[start of DATA FOR PROCESSING]
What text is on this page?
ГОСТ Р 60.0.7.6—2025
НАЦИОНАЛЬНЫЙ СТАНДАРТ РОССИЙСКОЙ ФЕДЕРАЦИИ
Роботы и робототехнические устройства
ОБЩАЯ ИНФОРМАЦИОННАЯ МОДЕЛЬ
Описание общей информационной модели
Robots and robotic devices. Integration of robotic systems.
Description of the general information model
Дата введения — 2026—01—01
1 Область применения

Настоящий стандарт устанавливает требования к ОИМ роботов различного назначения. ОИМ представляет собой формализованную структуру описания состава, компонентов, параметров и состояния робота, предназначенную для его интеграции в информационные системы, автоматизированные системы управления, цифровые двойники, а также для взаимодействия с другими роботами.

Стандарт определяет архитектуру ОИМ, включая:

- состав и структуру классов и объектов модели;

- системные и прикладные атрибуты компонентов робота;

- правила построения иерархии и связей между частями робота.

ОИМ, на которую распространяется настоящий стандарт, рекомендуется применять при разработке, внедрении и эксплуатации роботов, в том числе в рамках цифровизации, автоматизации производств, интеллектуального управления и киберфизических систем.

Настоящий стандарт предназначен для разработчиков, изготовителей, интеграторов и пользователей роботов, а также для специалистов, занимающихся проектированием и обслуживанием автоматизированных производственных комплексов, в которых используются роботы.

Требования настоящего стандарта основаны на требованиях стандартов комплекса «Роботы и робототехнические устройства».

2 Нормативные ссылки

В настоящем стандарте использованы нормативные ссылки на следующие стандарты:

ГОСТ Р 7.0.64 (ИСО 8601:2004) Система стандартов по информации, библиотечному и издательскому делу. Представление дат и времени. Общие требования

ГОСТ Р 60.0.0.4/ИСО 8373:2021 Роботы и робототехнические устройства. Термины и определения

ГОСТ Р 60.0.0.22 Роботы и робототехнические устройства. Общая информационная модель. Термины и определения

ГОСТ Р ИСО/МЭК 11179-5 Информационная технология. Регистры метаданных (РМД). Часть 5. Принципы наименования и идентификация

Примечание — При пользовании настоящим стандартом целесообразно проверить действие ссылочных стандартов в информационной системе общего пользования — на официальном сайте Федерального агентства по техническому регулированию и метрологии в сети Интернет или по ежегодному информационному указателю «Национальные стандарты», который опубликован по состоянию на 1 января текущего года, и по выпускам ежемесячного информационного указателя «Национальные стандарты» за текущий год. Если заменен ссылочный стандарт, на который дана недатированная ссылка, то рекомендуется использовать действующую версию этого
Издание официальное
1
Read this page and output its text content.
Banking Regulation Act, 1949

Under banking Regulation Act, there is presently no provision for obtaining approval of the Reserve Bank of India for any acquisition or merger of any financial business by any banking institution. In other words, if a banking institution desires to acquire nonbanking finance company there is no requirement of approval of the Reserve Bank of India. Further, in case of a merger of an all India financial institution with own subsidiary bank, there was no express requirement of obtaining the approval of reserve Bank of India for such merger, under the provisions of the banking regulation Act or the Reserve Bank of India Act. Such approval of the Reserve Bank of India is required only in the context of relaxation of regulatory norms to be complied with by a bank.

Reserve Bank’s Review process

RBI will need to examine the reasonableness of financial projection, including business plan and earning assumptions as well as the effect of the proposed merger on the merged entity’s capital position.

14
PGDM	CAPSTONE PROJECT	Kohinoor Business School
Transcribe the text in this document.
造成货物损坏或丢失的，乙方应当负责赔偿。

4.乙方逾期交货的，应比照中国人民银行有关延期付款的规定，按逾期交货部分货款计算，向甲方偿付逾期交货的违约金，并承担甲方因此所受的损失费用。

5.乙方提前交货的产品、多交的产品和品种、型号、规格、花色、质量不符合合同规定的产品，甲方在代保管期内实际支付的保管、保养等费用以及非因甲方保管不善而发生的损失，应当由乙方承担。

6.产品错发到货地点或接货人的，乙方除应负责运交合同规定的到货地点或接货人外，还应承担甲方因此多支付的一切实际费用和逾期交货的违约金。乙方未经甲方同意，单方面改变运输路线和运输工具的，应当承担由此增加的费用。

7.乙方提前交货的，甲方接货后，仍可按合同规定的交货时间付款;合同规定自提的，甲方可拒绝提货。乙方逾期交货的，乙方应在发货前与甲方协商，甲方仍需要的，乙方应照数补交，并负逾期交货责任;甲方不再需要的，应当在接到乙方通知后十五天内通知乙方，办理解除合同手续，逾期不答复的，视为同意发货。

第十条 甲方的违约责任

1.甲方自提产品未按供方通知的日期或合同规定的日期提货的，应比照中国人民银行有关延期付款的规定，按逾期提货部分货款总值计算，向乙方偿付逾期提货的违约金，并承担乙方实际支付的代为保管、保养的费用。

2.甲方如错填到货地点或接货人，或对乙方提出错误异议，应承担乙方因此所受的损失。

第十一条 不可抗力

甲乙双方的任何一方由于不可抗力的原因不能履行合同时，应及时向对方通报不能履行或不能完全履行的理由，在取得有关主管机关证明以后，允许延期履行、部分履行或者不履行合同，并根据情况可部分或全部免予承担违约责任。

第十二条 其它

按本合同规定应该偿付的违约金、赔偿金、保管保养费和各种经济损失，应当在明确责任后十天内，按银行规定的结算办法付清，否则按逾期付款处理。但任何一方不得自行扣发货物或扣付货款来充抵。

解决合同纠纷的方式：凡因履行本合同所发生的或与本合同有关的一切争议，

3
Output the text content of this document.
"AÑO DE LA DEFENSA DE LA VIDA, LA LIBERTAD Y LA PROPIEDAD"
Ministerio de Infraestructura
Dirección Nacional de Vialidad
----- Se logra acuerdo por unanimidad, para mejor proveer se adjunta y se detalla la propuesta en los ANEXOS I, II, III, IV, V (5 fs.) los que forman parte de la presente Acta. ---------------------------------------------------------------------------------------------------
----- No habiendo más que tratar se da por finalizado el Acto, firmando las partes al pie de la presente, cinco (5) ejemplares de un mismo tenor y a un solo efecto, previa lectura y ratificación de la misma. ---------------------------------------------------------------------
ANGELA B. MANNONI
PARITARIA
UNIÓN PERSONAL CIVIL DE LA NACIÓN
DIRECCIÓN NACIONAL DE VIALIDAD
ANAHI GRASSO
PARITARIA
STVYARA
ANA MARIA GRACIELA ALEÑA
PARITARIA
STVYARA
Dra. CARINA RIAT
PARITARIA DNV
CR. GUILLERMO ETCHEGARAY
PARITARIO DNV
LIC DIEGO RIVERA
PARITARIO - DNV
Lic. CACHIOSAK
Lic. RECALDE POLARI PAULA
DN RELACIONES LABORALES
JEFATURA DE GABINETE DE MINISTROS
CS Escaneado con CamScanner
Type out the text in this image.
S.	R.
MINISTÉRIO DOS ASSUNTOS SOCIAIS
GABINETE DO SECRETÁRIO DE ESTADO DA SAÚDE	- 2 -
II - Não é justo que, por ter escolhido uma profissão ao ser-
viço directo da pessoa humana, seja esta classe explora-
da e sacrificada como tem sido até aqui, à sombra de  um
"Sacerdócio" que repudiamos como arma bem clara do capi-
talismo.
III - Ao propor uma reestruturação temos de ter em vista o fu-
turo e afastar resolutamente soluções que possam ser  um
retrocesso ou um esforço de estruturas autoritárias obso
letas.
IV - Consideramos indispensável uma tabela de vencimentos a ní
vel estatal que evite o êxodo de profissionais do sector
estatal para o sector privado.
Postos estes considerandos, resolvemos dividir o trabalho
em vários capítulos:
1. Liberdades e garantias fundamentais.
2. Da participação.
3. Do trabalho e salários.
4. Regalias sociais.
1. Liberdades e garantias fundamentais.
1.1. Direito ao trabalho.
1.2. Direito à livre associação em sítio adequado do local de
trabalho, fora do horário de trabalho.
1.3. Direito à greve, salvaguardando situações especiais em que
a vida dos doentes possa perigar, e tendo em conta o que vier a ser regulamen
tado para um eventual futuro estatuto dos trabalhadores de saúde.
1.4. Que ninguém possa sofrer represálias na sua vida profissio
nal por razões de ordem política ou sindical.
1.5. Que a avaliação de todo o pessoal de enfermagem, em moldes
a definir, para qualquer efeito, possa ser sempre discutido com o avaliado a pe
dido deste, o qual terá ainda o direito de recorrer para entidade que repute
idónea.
[end of DATA FOR PROCESSING]
• **DIRECTION**
Find the lines containing "sector" and pull them out.

• **SOLUTION FOR THIS EXERCISE**
vel estatal que evite o êxodo de profissionais do sector
estatal para o sector privado.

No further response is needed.